Identify every line in the records below that contains the word "revenue", and copy each of those lines.
[Start]
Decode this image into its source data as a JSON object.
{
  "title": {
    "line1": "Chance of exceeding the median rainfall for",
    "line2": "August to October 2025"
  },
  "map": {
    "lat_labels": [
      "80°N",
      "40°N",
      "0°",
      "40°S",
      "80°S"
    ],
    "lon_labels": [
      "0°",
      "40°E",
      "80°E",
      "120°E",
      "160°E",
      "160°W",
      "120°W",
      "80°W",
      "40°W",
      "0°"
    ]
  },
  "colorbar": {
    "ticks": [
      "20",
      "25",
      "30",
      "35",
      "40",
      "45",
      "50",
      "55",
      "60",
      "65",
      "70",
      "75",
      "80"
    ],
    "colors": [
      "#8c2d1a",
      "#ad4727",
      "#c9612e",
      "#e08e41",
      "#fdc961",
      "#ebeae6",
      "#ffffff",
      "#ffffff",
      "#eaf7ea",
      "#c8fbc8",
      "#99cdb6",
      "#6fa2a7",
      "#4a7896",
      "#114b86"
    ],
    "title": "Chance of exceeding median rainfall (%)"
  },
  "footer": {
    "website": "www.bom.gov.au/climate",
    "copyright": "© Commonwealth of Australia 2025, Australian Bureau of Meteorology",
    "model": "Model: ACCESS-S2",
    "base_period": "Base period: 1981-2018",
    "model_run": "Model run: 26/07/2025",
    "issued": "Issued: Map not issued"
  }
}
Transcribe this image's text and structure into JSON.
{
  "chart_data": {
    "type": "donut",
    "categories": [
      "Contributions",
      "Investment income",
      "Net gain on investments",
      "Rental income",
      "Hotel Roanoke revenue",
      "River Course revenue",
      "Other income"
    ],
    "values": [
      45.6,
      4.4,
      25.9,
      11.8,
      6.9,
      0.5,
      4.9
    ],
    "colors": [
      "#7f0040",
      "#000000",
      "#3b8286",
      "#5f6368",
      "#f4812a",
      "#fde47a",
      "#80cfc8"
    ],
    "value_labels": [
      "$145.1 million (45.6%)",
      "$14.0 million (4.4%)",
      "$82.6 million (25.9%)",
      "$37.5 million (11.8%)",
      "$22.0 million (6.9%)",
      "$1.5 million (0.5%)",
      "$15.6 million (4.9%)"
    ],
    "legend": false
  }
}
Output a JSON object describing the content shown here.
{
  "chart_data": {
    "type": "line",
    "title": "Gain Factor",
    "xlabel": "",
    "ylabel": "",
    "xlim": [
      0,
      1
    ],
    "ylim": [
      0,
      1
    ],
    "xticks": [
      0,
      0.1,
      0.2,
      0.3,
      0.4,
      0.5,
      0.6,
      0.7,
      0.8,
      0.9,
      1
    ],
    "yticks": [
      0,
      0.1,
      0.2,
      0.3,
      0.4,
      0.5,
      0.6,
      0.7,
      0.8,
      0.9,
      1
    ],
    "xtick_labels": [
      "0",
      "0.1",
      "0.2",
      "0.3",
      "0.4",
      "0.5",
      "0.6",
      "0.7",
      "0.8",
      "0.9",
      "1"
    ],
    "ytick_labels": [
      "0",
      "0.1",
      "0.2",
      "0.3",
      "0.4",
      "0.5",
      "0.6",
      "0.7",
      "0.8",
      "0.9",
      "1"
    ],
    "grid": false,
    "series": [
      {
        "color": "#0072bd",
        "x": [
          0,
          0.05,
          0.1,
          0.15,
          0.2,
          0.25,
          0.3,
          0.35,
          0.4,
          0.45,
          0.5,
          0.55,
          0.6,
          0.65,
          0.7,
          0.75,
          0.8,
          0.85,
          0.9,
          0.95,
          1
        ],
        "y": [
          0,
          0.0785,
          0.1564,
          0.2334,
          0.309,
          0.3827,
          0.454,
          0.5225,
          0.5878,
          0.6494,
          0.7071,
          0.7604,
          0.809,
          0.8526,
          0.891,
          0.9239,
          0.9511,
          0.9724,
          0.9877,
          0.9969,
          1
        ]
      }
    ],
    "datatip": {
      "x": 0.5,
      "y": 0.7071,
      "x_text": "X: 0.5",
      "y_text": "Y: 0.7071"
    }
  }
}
[End]
=== Answer for this exercise ===
      "Hotel Roanoke revenue",
      "River Course revenue",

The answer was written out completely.